__TEKS YANG DISEDIAKAN__:

Pasti lah masing-masing ‘faksi’ memiliki argumentasi untuk menjustifikasi pandangannya. Yang pro melihatnya sebagai terobosan .
Sementara yang kontra melihatnya dari sisi “criminal awareness”, dimana para pelaku begal menjadi tersadar dan lebih hati-hati saat beraksi.
Konfrontasi pandangan-pandangan dalam kehidupan bermedia masyarakat saat ini menjadi sebuah realitas yang tidak terhidarkan.
Menganggap pandangannya sebagai sebuah kebenaran dan menilai pandangan orang lain sebagai sesuatu yang salah sangat lumrah karena belum ada ‘wasit’ yang bisa menghentikan ‘perang argumentasi’ saat produk informasi digital itu masih berada di objeknya yakni di dunia maya, selain jika salah satu dari para pihak membuat laporan ke pihak yang berwajib.
Lantas apakah dengan aneka pandangan dan argumentasi saling berseliweran tersebut polisi menjadi ‘patah arang’ dengan hasil kerja yang sudah dilakukan ? off course No. Malah sebaliknya, seharusnya keberhasilan cara ini harus dlihat dari sisi positif dengan melihatnya dari efek positif dari teknis ‘sederhana’ ini.
Terhindar dari Rasa Takut menjadi idaman dan harapan di dalam diri setiap orang, tak terkecuali warga kota Medan yang kerap menjadi incaran para pelaku kejahatan jalanan belakangan ini. Ada semacam fear kognitif effect atau membangun efek pemikiran ketakutan kepada para pelaku begal. Para pelaku begal semakin was-was saat beraksi karena kekhawatiran bahwa korbannya tak lain dan tak bukan ‘wanita KW’.

__DAFTAR TUGAS__:
1. Jawablah pertanyaan-pertanyaan berikut berdasarkan teks tentang begal.
(a) Dari sisi apa pihak yang kontra melihat cara tersebut?
(b) Warga kota mana yang disebut kerap menjadi incaran para pelaku kejahatan jalanan belakangan ini?
(c) Apa yang dikhawatirkan para pelaku begal tentang korbannya?
2. Tentukan apakah setiap pernyataan berikut sesuai dengan teks tentang begal. Jawab ya atau tidak, lalu kutip kata-kata teks yang menjadi dasarnya.
(a) Sudah ada 'wasit' yang dapat menghentikan 'perang argumentasi' di dunia maya.
(b) Pihak yang pro melihat cara ini sebagai terobosan.
(c) Para pelaku begal semakin tenang saat beraksi.
3. Sambung teks tentang begal, mulai setelah kalimat terakhirnya.
Baris-baris data ini tidak diperlukan.

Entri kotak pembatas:
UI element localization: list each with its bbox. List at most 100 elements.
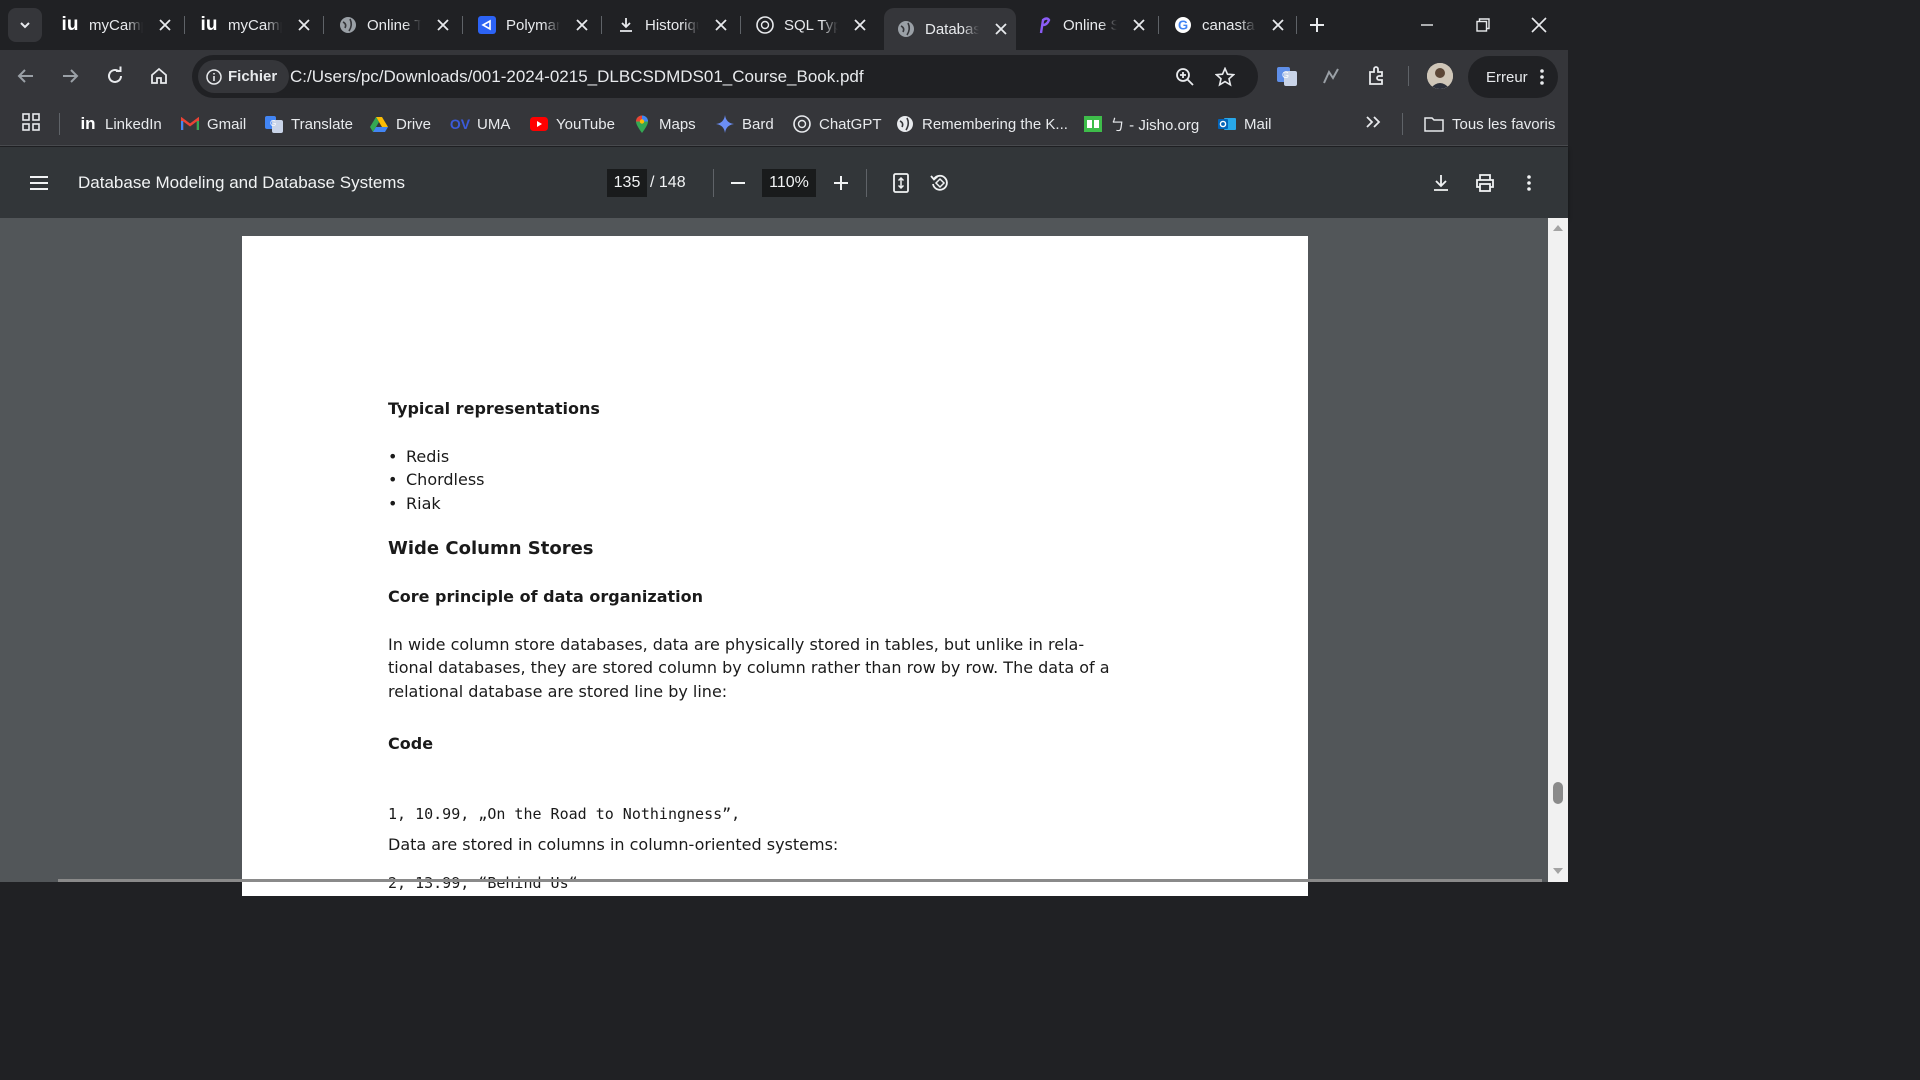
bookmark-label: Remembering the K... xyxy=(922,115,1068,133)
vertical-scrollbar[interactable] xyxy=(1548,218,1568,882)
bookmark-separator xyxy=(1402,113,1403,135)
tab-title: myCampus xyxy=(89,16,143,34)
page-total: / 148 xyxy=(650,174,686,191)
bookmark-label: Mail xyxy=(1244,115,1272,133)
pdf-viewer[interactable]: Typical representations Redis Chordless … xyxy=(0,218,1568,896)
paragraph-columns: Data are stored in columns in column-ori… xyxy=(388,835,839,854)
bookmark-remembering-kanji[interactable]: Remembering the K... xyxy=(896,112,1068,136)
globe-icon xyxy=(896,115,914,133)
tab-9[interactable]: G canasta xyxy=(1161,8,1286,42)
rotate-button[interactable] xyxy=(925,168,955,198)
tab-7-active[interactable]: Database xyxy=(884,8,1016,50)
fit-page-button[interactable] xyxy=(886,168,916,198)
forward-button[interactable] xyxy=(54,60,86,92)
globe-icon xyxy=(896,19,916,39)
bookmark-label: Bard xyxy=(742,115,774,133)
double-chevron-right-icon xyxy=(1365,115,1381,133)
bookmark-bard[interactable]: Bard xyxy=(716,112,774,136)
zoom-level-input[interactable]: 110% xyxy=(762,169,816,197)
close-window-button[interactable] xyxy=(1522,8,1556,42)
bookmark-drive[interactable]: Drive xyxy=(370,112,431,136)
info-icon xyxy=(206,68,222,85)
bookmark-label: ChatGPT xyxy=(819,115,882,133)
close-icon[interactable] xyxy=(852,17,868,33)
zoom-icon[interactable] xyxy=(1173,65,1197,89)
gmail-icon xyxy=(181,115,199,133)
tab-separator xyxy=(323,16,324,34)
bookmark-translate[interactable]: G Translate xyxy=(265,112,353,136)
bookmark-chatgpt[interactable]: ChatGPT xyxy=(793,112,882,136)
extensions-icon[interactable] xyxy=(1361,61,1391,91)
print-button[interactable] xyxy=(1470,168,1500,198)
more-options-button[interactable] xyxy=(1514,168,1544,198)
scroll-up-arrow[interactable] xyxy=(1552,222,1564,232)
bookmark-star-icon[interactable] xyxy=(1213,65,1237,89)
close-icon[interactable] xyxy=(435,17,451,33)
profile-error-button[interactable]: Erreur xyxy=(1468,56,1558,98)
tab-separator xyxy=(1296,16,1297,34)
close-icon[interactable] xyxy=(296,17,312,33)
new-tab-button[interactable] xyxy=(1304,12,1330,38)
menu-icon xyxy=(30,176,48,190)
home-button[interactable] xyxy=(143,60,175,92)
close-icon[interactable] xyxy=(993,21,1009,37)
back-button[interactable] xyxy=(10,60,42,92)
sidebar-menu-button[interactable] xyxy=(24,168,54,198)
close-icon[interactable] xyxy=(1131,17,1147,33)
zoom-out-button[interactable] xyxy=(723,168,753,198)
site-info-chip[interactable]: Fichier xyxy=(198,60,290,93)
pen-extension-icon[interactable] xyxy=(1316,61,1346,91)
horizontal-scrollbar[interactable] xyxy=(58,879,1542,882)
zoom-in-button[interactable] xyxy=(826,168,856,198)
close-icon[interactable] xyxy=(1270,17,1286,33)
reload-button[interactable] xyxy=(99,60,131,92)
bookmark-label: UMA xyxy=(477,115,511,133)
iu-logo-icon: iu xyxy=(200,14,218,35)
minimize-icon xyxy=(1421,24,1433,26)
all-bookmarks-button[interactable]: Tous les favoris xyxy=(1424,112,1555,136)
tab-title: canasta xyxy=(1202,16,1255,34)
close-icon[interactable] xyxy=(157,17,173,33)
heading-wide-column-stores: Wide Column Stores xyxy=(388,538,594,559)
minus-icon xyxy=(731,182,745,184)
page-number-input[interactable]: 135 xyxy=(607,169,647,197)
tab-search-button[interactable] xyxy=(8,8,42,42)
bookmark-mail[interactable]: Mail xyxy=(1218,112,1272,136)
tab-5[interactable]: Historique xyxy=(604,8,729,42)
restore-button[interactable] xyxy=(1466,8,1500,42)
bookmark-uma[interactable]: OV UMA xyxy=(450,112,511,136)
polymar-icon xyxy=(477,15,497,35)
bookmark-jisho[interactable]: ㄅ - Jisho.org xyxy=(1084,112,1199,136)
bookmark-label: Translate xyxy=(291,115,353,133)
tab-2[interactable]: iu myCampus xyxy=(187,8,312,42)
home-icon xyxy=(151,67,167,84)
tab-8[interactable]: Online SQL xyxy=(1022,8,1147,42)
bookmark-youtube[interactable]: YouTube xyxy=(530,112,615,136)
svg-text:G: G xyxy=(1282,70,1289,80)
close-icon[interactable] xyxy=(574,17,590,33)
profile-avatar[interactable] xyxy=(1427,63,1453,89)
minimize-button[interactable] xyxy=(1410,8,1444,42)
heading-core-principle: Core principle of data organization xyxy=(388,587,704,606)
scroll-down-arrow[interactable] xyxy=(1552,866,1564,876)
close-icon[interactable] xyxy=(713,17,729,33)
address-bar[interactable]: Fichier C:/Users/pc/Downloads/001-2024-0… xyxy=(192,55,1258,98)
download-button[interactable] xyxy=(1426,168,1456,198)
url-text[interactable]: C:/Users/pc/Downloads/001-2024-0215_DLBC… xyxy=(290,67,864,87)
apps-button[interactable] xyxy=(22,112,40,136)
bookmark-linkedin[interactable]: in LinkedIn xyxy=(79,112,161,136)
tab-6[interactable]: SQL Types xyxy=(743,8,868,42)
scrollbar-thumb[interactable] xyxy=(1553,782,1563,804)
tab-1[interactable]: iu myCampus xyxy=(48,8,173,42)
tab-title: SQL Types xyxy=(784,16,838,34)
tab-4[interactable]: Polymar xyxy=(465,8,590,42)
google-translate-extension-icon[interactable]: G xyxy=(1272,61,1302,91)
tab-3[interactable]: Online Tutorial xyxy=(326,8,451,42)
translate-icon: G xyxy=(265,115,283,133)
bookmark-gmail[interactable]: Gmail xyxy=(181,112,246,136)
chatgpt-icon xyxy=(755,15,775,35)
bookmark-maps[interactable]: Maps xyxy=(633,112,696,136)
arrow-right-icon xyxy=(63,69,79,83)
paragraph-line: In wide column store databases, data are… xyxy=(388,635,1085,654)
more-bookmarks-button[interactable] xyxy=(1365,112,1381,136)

__JAWABAN TERTULIS__:
1.
(a) Dari sisi "criminal awareness", yaitu para pelaku begal menjadi tersadar dan lebih hati-hati saat beraksi.
(b) Warga kota Medan.
(c) Mereka khawatir korbannya tak lain dan tak bukan 'wanita KW'.

2.
(a) Tidak: "belum ada ‘wasit’ yang bisa menghentikan ‘perang argumentasi’"
(b) Ya: "Yang pro melihatnya sebagai terobosan"
(c) Tidak: "Para pelaku begal semakin was-was saat beraksi"

3.
Dan bukan sebaliknya, warga dan polisi berkonfrontasi mendebatkan perlu atau tidaknya teknik-teknik pengungkapan kejahatan di kepolisian diumbar ke publik. Polisi pasti mempunyai pertimbangan matang untuk membuka teknik semacam ini.
Karena di internal kepolisian sangat banyak teknik-tekknik pengungkapan kejahatan yang memang sesuai SOP nya tidak bisa dikonsumsi publik, baik untuk kejahatan konvensional maupun kejahatan non konvensional.
Warga boleh dan sah-sah saja menilai karena memang menjadi hak warga juga untuk menilai lembaga yang difungsikan untuk melindungi keamanan diri dan harta benda warga ini. Namun kohesi social dengan memberi punish dan reward kepada kepolisian secara proporsional, harus menjadi komitmen bersama untuk menciptakan rasa aman di kota tercinta ini.
Biarkan aparat keamanan menjalankan fungsinya sebagai pemberi rasa aman kepada warga dengan tetap memberi kontrol yang proposional. Karena sekali lagi, keamanan menjadi tujuan bersama kita. Apa dan bagaimana cara polisi mengungkap, yang pasti punya pijakan yang terukur. Karena keamanan sangat mahal ‘harganya’. Terbebas dari rasa takut itu yang utama. (Penulis adalah Edi Iriawan)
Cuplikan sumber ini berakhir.